GIVEN PROBLEM: Count the lines that hold the string "immediate". Reply with the number alone.

Records about charts and figures
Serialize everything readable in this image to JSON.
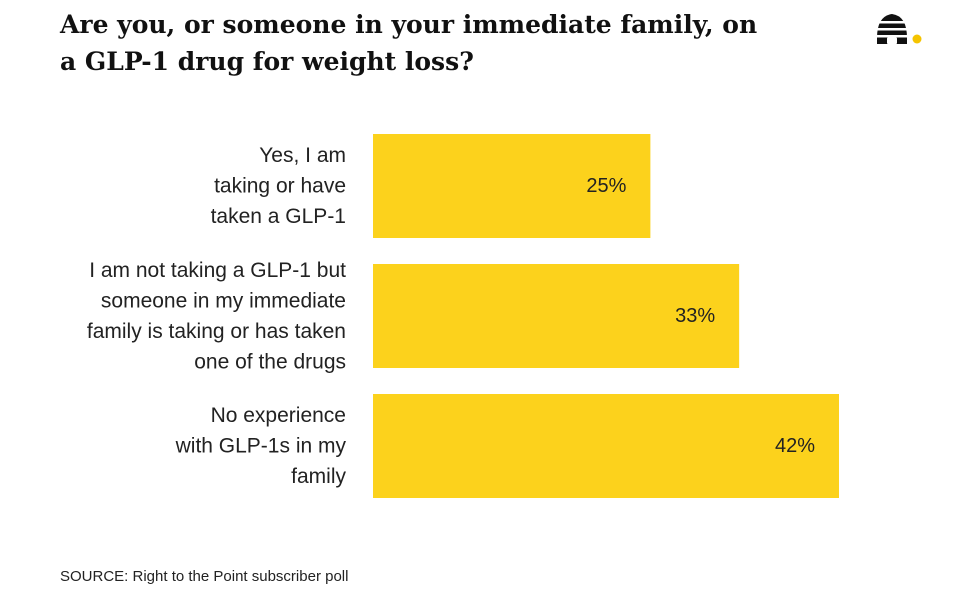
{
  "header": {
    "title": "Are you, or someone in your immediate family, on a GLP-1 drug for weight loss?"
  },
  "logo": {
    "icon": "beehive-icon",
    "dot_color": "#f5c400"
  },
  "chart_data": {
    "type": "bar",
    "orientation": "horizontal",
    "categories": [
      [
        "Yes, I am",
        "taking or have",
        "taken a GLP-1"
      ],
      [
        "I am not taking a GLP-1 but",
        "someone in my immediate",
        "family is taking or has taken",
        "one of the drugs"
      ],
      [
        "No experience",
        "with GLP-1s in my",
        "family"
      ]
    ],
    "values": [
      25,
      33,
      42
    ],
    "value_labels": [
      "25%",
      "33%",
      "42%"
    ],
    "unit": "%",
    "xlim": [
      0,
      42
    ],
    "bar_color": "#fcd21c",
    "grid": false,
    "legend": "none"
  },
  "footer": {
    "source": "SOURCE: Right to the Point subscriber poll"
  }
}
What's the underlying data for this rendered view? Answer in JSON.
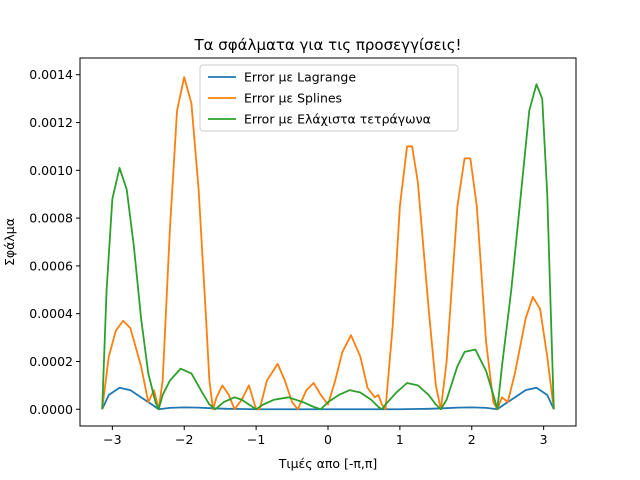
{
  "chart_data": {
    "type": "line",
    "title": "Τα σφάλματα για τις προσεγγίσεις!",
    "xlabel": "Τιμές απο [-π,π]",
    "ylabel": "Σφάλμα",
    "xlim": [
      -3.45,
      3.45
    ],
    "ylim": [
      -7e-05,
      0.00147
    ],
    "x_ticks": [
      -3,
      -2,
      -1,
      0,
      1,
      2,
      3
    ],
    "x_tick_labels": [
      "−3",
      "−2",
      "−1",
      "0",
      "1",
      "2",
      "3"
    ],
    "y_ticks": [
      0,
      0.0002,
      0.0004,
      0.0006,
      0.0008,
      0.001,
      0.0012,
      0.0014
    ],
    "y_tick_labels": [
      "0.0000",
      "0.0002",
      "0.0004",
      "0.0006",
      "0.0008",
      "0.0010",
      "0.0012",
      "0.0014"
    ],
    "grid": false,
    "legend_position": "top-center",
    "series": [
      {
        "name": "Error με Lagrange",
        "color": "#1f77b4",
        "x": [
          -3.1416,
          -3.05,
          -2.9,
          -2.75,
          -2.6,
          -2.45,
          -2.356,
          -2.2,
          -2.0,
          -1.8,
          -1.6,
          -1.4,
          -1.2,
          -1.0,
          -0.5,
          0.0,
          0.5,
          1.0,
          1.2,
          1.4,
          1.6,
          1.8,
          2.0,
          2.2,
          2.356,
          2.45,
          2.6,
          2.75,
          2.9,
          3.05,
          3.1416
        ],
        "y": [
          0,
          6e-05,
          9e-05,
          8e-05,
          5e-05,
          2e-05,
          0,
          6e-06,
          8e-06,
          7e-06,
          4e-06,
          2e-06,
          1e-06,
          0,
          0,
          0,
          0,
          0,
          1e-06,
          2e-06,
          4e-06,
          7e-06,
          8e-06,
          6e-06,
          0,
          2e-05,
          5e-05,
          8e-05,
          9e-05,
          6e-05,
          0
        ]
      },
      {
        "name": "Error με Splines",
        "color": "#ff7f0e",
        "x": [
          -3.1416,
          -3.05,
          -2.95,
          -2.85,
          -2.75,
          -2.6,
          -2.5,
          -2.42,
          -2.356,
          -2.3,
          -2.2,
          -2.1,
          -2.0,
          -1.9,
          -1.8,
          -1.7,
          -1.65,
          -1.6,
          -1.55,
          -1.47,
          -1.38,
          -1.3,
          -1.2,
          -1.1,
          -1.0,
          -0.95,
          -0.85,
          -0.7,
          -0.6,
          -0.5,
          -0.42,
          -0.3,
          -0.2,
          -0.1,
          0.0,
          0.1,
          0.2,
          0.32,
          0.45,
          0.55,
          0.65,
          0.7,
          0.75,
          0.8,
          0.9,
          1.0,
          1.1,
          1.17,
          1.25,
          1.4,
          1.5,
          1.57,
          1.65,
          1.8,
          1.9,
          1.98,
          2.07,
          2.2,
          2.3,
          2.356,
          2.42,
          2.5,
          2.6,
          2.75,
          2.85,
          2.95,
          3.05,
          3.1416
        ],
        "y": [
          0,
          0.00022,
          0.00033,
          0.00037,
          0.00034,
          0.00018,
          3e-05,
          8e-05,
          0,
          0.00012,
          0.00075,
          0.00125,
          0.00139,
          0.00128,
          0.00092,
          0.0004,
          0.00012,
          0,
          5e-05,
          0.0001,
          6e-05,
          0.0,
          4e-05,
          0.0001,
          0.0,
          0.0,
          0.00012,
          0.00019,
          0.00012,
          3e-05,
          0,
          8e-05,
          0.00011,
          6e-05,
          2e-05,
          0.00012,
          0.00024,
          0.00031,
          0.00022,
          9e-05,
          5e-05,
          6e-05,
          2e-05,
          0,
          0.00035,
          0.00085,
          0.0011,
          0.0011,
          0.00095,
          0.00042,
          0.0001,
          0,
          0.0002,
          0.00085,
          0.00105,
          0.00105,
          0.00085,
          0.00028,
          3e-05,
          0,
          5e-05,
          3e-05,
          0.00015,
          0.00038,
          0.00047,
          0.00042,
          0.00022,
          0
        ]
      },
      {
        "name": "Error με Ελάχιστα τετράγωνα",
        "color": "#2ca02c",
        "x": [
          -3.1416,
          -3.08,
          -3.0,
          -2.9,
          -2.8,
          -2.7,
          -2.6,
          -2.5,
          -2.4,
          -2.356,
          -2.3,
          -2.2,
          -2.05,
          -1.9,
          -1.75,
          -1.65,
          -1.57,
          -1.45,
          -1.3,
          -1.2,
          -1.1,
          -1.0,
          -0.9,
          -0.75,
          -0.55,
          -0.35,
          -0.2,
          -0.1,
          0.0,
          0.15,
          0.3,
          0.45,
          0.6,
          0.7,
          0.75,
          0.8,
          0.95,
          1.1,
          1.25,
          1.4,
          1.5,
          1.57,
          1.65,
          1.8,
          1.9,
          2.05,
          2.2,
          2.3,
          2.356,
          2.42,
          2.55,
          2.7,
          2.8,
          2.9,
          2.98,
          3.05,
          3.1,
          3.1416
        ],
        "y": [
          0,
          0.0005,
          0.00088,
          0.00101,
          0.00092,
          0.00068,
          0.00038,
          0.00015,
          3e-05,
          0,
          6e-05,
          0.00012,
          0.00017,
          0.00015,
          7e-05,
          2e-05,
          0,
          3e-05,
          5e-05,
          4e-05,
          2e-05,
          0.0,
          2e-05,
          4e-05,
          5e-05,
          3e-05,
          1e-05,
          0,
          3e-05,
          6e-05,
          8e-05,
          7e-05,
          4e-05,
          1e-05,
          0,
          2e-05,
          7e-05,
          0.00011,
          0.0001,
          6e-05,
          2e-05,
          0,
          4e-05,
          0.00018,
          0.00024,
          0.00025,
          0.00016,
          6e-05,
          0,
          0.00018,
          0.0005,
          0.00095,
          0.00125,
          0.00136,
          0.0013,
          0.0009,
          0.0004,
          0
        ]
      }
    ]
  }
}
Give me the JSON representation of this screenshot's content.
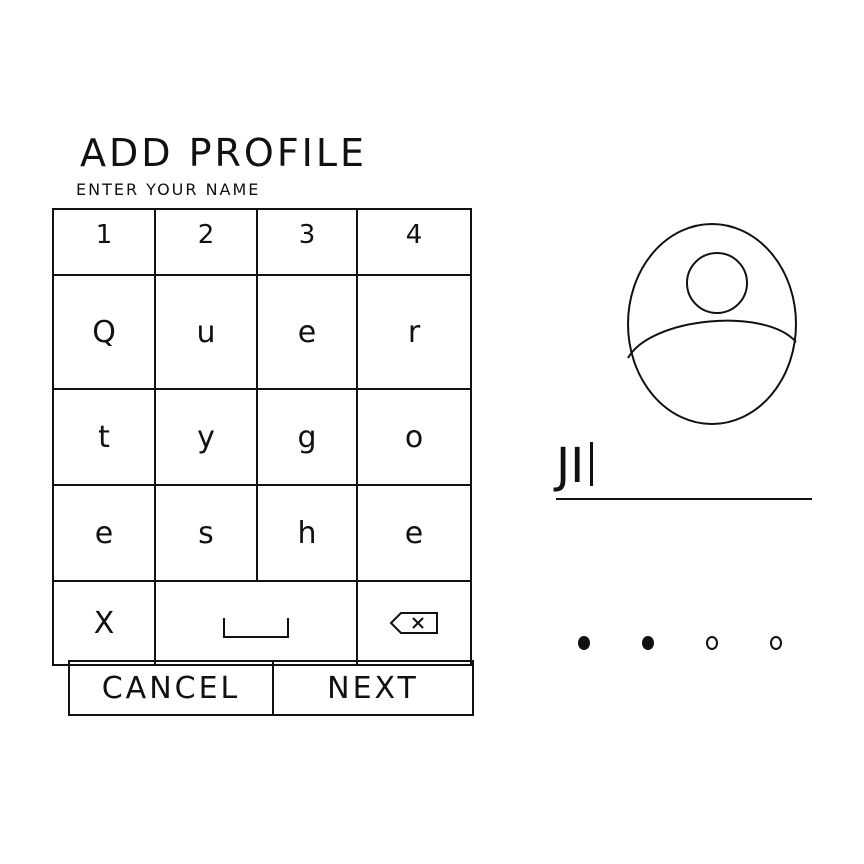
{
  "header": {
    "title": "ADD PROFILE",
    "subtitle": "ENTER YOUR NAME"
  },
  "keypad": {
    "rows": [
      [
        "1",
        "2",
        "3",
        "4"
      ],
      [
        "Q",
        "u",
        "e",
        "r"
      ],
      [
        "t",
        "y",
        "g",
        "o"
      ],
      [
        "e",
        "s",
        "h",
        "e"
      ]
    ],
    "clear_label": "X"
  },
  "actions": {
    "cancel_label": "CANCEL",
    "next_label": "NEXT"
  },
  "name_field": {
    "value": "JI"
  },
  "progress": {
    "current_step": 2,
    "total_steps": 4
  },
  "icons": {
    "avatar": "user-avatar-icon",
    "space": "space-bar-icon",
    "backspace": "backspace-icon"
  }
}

SOLUTION FOR THIS PROBLEM: 2